INSTRUCTIONS FOR THE TASK: Can you turn the items below into a numbered list, beginning with the first line and going on through the line with "The radius of curvature of fifth", both included, and leaving out blank lines?

DATA PROVIDED:
= = = =
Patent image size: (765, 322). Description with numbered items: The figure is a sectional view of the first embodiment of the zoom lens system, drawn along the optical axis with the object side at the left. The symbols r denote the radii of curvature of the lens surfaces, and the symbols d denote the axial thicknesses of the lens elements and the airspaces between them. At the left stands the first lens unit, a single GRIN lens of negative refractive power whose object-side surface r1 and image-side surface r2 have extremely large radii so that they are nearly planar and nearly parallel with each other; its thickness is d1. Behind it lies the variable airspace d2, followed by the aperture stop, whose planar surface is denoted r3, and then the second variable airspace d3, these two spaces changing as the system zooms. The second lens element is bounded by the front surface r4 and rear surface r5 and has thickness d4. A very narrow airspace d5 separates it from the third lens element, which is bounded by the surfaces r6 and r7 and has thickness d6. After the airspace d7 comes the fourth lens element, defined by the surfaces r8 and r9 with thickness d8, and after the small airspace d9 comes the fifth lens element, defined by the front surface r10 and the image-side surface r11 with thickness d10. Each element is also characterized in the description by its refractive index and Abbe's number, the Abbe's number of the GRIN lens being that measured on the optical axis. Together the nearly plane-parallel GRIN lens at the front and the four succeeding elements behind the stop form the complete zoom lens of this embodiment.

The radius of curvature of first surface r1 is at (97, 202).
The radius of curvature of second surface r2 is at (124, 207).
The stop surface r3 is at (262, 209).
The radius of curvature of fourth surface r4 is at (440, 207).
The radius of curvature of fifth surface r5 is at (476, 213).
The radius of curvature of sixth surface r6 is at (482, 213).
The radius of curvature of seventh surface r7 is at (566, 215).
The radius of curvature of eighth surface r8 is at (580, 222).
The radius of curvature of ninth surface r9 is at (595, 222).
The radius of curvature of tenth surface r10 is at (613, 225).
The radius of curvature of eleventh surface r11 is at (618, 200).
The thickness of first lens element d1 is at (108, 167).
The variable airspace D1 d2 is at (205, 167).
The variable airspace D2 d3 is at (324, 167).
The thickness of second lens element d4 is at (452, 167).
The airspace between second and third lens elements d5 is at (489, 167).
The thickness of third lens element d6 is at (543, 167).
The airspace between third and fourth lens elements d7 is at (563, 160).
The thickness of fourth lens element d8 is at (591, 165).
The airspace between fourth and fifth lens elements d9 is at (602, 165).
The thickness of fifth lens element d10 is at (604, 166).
= = = =
OUTPUT OF THE TASK:
1. Patent image size: (765, 322). Description with numbered items: The figure is a sectional view of the first embodiment of the zoom lens system, drawn along the optical axis with the object side at the left. The symbols r denote the radii of curvature of the lens surfaces, and the symbols d denote the axial thicknesses of the lens elements and the airspaces between them. At the left stands the first lens unit, a single GRIN lens of negative refractive power whose object-side surface r1 and image-side surface r2 have extremely large radii so that they are nearly planar and nearly parallel with each other; its thickness is d1. Behind it lies the variable airspace d2, followed by the aperture stop, whose planar surface is denoted r3, and then the second variable airspace d3, these two spaces changing as the system zooms. The second lens element is bounded by the front surface r4 and rear surface r5 and has thickness d4. A very narrow airspace d5 separates it from the third lens element, which is bounded by the surfaces r6 and r7 and has thickness d6. After the airspace d7 comes the fourth lens element, defined by the surfaces r8 and r9 with thickness d8, and after the small airspace d9 comes the fifth lens element, defined by the front surface r10 and the image-side surface r11 with thickness d10. Each element is also characterized in the description by its refractive index and Abbe's number, the Abbe's number of the GRIN lens being that measured on the optical axis. Together the nearly plane-parallel GRIN lens at the front and the four succeeding elements behind the stop form the complete zoom lens of this embodiment.
2. The radius of curvature of first surface r1 is at (97, 202).
3. The radius of curvature of second surface r2 is at (124, 207).
4. The stop surface r3 is at (262, 209).
5. The radius of curvature of fourth surface r4 is at (440, 207).
6. The radius of curvature of fifth surface r5 is at (476, 213).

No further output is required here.